Figure record extracts
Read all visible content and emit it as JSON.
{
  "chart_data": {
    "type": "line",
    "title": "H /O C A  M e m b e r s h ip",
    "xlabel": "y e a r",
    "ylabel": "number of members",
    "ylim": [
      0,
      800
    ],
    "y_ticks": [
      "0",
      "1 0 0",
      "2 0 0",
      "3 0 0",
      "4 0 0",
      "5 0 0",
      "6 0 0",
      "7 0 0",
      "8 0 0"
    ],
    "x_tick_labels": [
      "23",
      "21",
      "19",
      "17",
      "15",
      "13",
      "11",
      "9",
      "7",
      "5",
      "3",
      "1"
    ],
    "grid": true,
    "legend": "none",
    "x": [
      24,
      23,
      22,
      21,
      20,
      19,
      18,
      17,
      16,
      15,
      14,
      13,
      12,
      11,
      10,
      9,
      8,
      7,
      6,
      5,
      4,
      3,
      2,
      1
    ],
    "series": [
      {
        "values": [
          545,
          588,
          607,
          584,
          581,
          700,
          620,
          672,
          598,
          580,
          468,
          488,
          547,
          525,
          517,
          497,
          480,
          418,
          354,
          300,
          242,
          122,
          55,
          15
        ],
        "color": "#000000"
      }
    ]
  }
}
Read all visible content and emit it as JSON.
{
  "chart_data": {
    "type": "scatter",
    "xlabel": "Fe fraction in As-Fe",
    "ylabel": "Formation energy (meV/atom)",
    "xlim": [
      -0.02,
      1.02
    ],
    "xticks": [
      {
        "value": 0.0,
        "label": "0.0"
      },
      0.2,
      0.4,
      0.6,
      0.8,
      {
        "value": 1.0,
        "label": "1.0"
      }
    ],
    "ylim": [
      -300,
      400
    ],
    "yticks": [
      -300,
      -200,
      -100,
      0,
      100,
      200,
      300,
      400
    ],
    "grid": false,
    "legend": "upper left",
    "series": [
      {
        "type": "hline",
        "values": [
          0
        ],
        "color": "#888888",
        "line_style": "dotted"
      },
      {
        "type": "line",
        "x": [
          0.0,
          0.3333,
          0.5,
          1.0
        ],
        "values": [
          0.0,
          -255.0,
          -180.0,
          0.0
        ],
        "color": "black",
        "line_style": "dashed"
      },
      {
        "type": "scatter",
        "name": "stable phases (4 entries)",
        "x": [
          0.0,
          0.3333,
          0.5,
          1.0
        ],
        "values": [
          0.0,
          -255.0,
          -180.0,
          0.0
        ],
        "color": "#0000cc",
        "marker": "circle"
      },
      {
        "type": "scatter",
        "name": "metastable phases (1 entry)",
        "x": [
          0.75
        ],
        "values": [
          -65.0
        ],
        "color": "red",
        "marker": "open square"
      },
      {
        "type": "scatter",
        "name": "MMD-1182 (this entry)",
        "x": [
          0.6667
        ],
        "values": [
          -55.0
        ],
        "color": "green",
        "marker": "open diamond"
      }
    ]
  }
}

▶ Set exercise
Word for word, extract all the records.

▶ Answer in full
Read all visible content and emit it as JSON.
{
  "chart_data": {
    "type": "line",
    "title": "H /O C A  M e m b e r s h ip",
    "xlabel": "y e a r",
    "ylabel": "number of members",
    "ylim": [
      0,
      800
    ],
    "y_ticks": [
      "0",
      "1 0 0",
      "2 0 0",
      "3 0 0",
      "4 0 0",
      "5 0 0",
      "6 0 0",
      "7 0 0",
      "8 0 0"
    ],
    "x_tick_labels": [
      "23",
      "21",
      "19",
      "17",
      "15",
      "13",
      "11",
      "9",
      "7",
      "5",
      "3",
      "1"
    ],
    "grid": true,
    "legend": "none",
    "x": [
      24,
      23,
      22,
      21,
      20,
      19,
      18,
      17,
      16,
      15,
      14,
      13,
      12,
      11,
      10,
      9,
      8,
      7,
      6,
      5,
      4,
      3,
      2,
      1
    ],
    "series": [
      {
        "values": [
          545,
          588,
          607,
          584,
          581,
          700,
          620,
          672,
          598,
          580,
          468,
          488,
          547,
          525,
          517,
          497,
          480,
          418,
          354,
          300,
          242,
          122,
          55,
          15
        ],
        "color": "#000000"
      }
    ]
  }
}
Read all visible content and emit it as JSON.
{
  "chart_data": {
    "type": "scatter",
    "xlabel": "Fe fraction in As-Fe",
    "ylabel": "Formation energy (meV/atom)",
    "xlim": [
      -0.02,
      1.02
    ],
    "xticks": [
      {
        "value": 0.0,
        "label": "0.0"
      },
      0.2,
      0.4,
      0.6,
      0.8,
      {
        "value": 1.0,
        "label": "1.0"
      }
    ],
    "ylim": [
      -300,
      400
    ],
    "yticks": [
      -300,
      -200,
      -100,
      0,
      100,
      200,
      300,
      400
    ],
    "grid": false,
    "legend": "upper left",
    "series": [
      {
        "type": "hline",
        "values": [
          0
        ],
        "color": "#888888",
        "line_style": "dotted"
      },
      {
        "type": "line",
        "x": [
          0.0,
          0.3333,
          0.5,
          1.0
        ],
        "values": [
          0.0,
          -255.0,
          -180.0,
          0.0
        ],
        "color": "black",
        "line_style": "dashed"
      },
      {
        "type": "scatter",
        "name": "stable phases (4 entries)",
        "x": [
          0.0,
          0.3333,
          0.5,
          1.0
        ],
        "values": [
          0.0,
          -255.0,
          -180.0,
          0.0
        ],
        "color": "#0000cc",
        "marker": "circle"
      },
      {
        "type": "scatter",
        "name": "metastable phases (1 entry)",
        "x": [
          0.75
        ],
        "values": [
          -65.0
        ],
        "color": "red",
        "marker": "open square"
      },
      {
        "type": "scatter",
        "name": "MMD-1182 (this entry)",
        "x": [
          0.6667
        ],
        "values": [
          -55.0
        ],
        "color": "green",
        "marker": "open diamond"
      }
    ]
  }
}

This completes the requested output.